### [Exercise brief]
Copy the lines below word for word, starting at the line that contains "svg-text:2026-03-24: 2026-03-24 <box>1249" and ending at the line that contains "svg-text:25: 25 <box>737 404 751 418</box>", with both of those lines included.

(Dataset rows)
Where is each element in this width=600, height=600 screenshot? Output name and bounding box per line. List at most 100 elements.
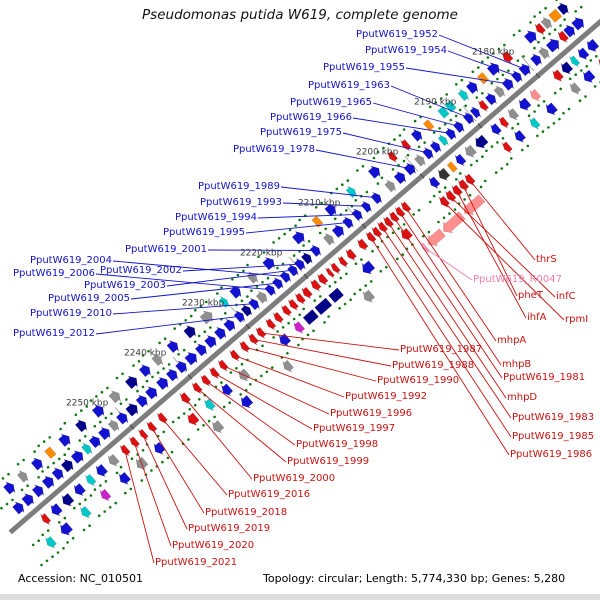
- gene-label[interactable]: PputW619_R0047: [473, 274, 563, 285]
- gene-arrow[interactable]: [166, 340, 179, 353]
- gene-arrow[interactable]: [323, 233, 335, 246]
- gene-arrow[interactable]: [490, 123, 502, 136]
- gene-arrow[interactable]: [95, 464, 108, 478]
- gene-arrow[interactable]: [51, 467, 64, 481]
- gene-arrow[interactable]: [569, 55, 581, 67]
- gene-arrow[interactable]: [223, 318, 236, 332]
- gene-arrow[interactable]: [362, 260, 376, 275]
- gene-arrow[interactable]: [281, 304, 292, 317]
- gene-arrow[interactable]: [345, 186, 357, 198]
- gene-arrow[interactable]: [444, 100, 457, 113]
- gene-arrow[interactable]: [153, 441, 166, 455]
- gene-arrow[interactable]: [135, 456, 149, 470]
- gene-arrow[interactable]: [317, 273, 329, 286]
- gene-arrow[interactable]: [518, 97, 532, 111]
- gene-arrow[interactable]: [443, 211, 466, 234]
- gene-arrow[interactable]: [295, 292, 306, 305]
- gene-label[interactable]: PputW619_1975: [259, 127, 342, 138]
- gene-arrow[interactable]: [476, 72, 489, 85]
- gene-arrow[interactable]: [571, 17, 585, 31]
- gene-arrow[interactable]: [3, 481, 16, 495]
- gene-arrow[interactable]: [301, 252, 313, 265]
- gene-arrow[interactable]: [457, 89, 469, 101]
- gene-arrow[interactable]: [357, 238, 369, 251]
- gene-label[interactable]: PputW619_2003: [83, 280, 166, 291]
- gene-arrow[interactable]: [194, 343, 208, 357]
- gene-arrow[interactable]: [124, 375, 138, 390]
- gene-label[interactable]: PputW619_2012: [12, 328, 95, 339]
- gene-label[interactable]: PputW619_2020: [172, 540, 255, 551]
- gene-arrow[interactable]: [507, 108, 520, 121]
- gene-arrow[interactable]: [58, 433, 71, 447]
- gene-arrow[interactable]: [118, 471, 131, 485]
- gene-label[interactable]: PputW619_2006: [12, 268, 95, 279]
- gene-arrow[interactable]: [493, 85, 505, 98]
- gene-arrow[interactable]: [414, 154, 426, 167]
- gene-arrow[interactable]: [502, 51, 514, 64]
- gene-arrow[interactable]: [291, 231, 305, 245]
- gene-arrow[interactable]: [61, 493, 75, 507]
- gene-arrow[interactable]: [428, 176, 441, 189]
- gene-arrow[interactable]: [70, 450, 84, 464]
- gene-arrow[interactable]: [387, 150, 398, 163]
- gene-arrow[interactable]: [310, 279, 322, 292]
- gene-label[interactable]: PputW619_1983: [512, 412, 595, 423]
- gene-arrow[interactable]: [325, 267, 335, 279]
- gene-arrow[interactable]: [273, 311, 284, 324]
- gene-arrow[interactable]: [116, 411, 129, 425]
- gene-arrow[interactable]: [107, 454, 120, 467]
- gene-label[interactable]: infC: [556, 291, 576, 302]
- gene-arrow[interactable]: [530, 53, 542, 67]
- gene-arrow[interactable]: [255, 291, 268, 304]
- gene-arrow[interactable]: [278, 333, 292, 347]
- gene-label[interactable]: PputW619_2005: [47, 293, 130, 304]
- gene-label[interactable]: PputW619_1993: [199, 197, 282, 208]
- gene-label[interactable]: PputW619_1996: [330, 408, 413, 419]
- gene-arrow[interactable]: [484, 92, 497, 106]
- gene-label[interactable]: PputW619_1989: [197, 181, 280, 192]
- gene-arrow[interactable]: [523, 30, 537, 44]
- gene-arrow[interactable]: [540, 17, 553, 30]
- gene-arrow[interactable]: [437, 167, 451, 181]
- gene-arrow[interactable]: [362, 289, 376, 303]
- gene-arrow[interactable]: [451, 184, 463, 197]
- gene-arrow[interactable]: [545, 102, 558, 116]
- gene-arrow[interactable]: [577, 47, 590, 60]
- gene-arrow[interactable]: [119, 444, 131, 457]
- gene-arrow[interactable]: [138, 364, 151, 378]
- gene-arrow[interactable]: [183, 325, 196, 339]
- gene-arrow[interactable]: [73, 483, 86, 497]
- gene-arrow[interactable]: [240, 304, 253, 317]
- gene-arrow[interactable]: [511, 70, 523, 83]
- gene-label[interactable]: PputW619_1988: [392, 360, 475, 371]
- gene-arrow[interactable]: [314, 297, 333, 316]
- gene-arrow[interactable]: [538, 47, 550, 60]
- gene-arrow[interactable]: [17, 470, 29, 483]
- gene-arrow[interactable]: [462, 112, 475, 125]
- gene-label[interactable]: PputW619_2001: [124, 244, 207, 255]
- gene-arrow[interactable]: [151, 353, 163, 367]
- gene-arrow[interactable]: [422, 147, 434, 160]
- gene-arrow[interactable]: [446, 161, 458, 173]
- gene-arrow[interactable]: [529, 117, 541, 130]
- gene-arrow[interactable]: [45, 536, 57, 549]
- gene-arrow[interactable]: [563, 24, 576, 38]
- gene-arrow[interactable]: [107, 419, 120, 432]
- gene-label[interactable]: PputW619_1981: [503, 372, 586, 383]
- gene-label[interactable]: PputW619_2021: [155, 557, 238, 568]
- gene-label[interactable]: PputW619_1999: [287, 456, 370, 467]
- gene-label[interactable]: PputW619_1998: [296, 439, 379, 450]
- gene-arrow[interactable]: [212, 420, 225, 434]
- gene-label[interactable]: mhpA: [497, 335, 527, 346]
- gene-arrow[interactable]: [199, 310, 213, 325]
- gene-label[interactable]: PputW619_1965: [289, 97, 372, 108]
- gene-arrow[interactable]: [41, 475, 55, 489]
- gene-arrow[interactable]: [410, 128, 423, 142]
- gene-arrow[interactable]: [204, 335, 217, 349]
- gene-label[interactable]: PputW619_2019: [188, 523, 271, 534]
- gene-label[interactable]: PputW619_1992: [345, 391, 428, 402]
- gene-arrow[interactable]: [360, 200, 372, 213]
- gene-arrow[interactable]: [534, 22, 546, 35]
- gene-arrow[interactable]: [88, 435, 101, 449]
- gene-arrow[interactable]: [384, 180, 396, 193]
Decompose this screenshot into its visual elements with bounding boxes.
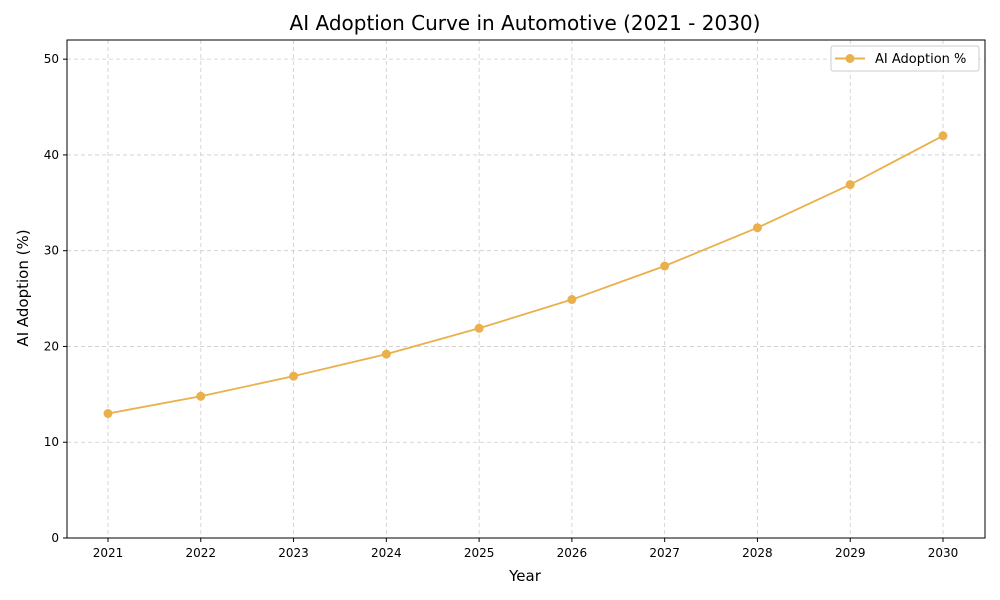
x-tick-label: 2029 [835,546,866,560]
data-point [845,180,855,190]
data-point [381,349,391,359]
grid-lines [67,40,985,539]
data-point [752,223,762,233]
legend-marker-swatch [845,54,855,63]
x-axis: 2021 2022 2023 2024 2025 2026 2027 2028 2029 2030 [93,538,959,560]
legend-box [830,45,980,72]
legend-label: AI Adoption % [875,52,966,67]
x-tick-label: 2024 [371,546,402,560]
plot-frame [66,39,986,539]
data-point [103,409,113,418]
y-axis: 0 10 20 30 40 50 [44,52,67,545]
y-axis-title: AI Adoption (%) [14,229,32,346]
x-tick-label: 2030 [928,546,959,560]
data-point [196,391,206,401]
x-tick-label: 2025 [464,546,495,560]
y-tick-label: 0 [51,531,59,545]
legend: AI Adoption % [830,45,980,72]
x-tick-label: 2021 [93,546,124,560]
x-tick-label: 2022 [186,546,217,560]
series-layer [103,131,948,418]
y-tick-label: 40 [44,148,59,162]
data-point [938,131,948,141]
y-tick-label: 50 [44,52,59,66]
x-tick-label: 2023 [278,546,309,560]
chart-title: AI Adoption Curve in Automotive (2021 - … [290,11,761,35]
x-tick-label: 2026 [557,546,588,560]
data-point [660,261,670,271]
y-tick-label: 20 [44,339,59,353]
y-tick-label: 10 [44,435,59,449]
x-tick-label: 2027 [649,546,680,560]
x-axis-title: Year [508,567,542,585]
y-tick-label: 30 [44,244,59,258]
data-point [289,371,299,381]
data-point [474,323,484,333]
x-tick-label: 2028 [742,546,773,560]
series-line [107,134,944,415]
data-point [567,295,577,305]
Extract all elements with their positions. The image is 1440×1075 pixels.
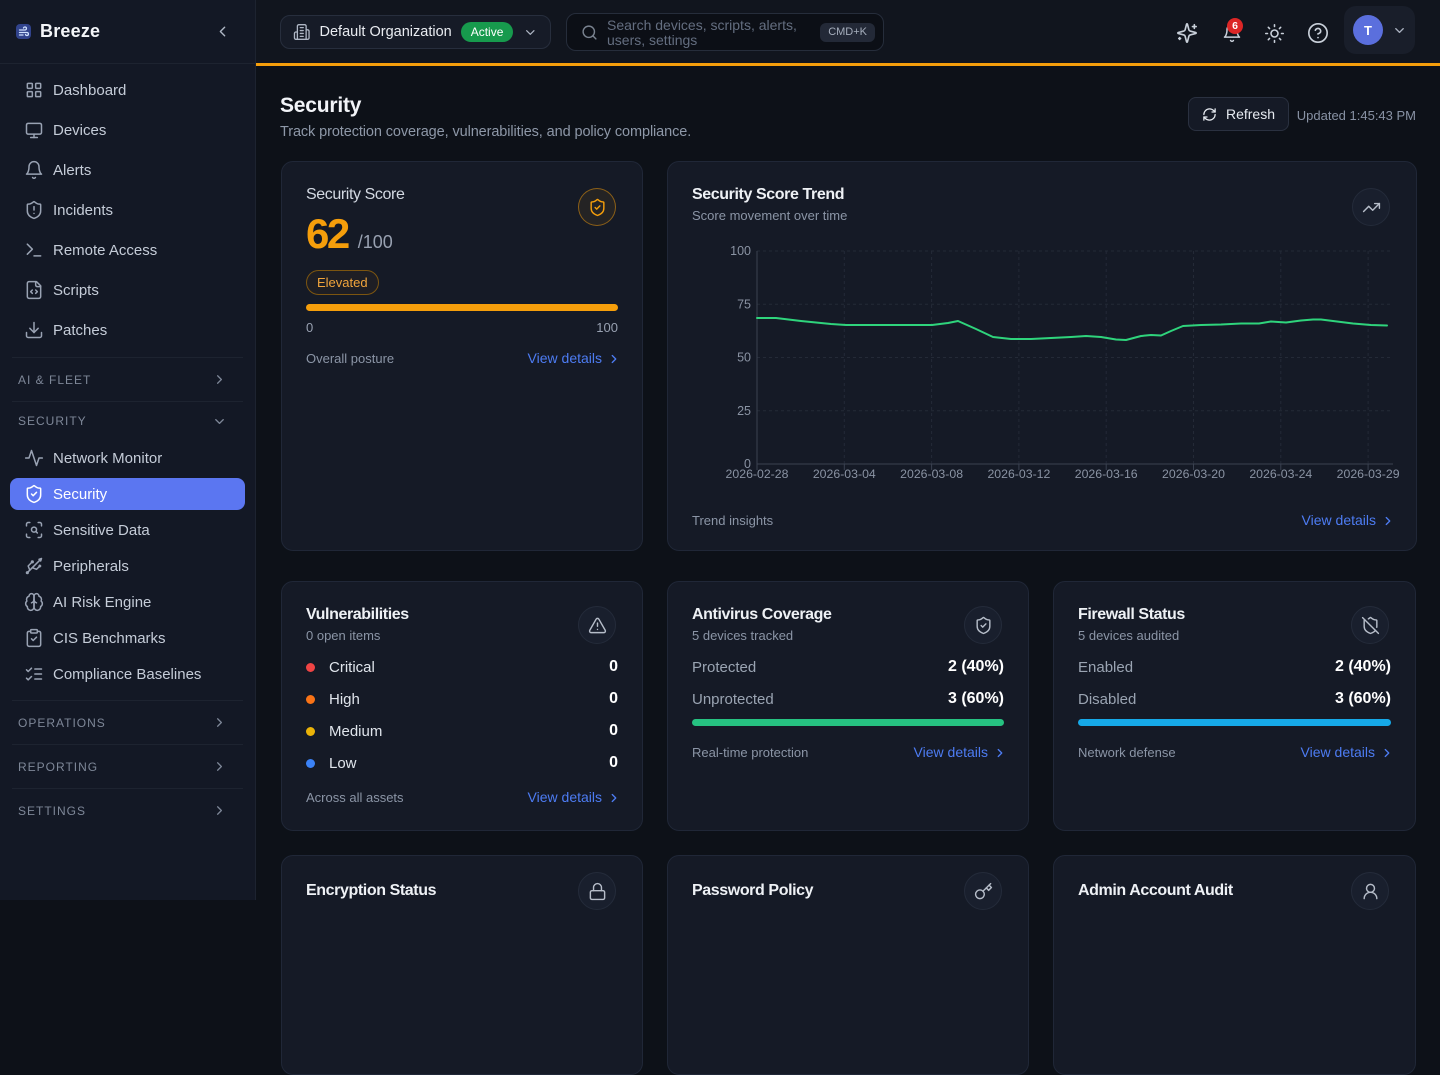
svg-text:2026-03-24: 2026-03-24 <box>1249 467 1312 481</box>
svg-text:50: 50 <box>737 351 751 365</box>
svg-text:2026-03-20: 2026-03-20 <box>1162 467 1225 481</box>
svg-text:0: 0 <box>744 457 751 471</box>
svg-text:2026-03-04: 2026-03-04 <box>813 467 876 481</box>
svg-text:75: 75 <box>737 297 751 311</box>
svg-text:2026-03-16: 2026-03-16 <box>1075 467 1138 481</box>
svg-text:2026-03-08: 2026-03-08 <box>900 467 963 481</box>
svg-text:2026-02-28: 2026-02-28 <box>726 467 789 481</box>
svg-text:2026-03-29: 2026-03-29 <box>1337 467 1400 481</box>
svg-text:100: 100 <box>730 244 751 258</box>
svg-text:25: 25 <box>737 404 751 418</box>
svg-text:2026-03-12: 2026-03-12 <box>987 467 1050 481</box>
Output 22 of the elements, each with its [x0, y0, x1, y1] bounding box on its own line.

### [Complete response]
svg-text:2026-03-24: 2026-03-24 <box>1249 467 1312 481</box>
svg-text:50: 50 <box>737 351 751 365</box>
svg-text:2026-03-20: 2026-03-20 <box>1162 467 1225 481</box>
svg-text:0: 0 <box>744 457 751 471</box>
svg-text:2026-03-04: 2026-03-04 <box>813 467 876 481</box>
svg-text:75: 75 <box>737 297 751 311</box>
svg-text:2026-03-16: 2026-03-16 <box>1075 467 1138 481</box>
svg-text:2026-03-08: 2026-03-08 <box>900 467 963 481</box>
svg-text:2026-02-28: 2026-02-28 <box>726 467 789 481</box>
svg-text:2026-03-29: 2026-03-29 <box>1337 467 1400 481</box>
svg-text:100: 100 <box>730 244 751 258</box>
svg-text:25: 25 <box>737 404 751 418</box>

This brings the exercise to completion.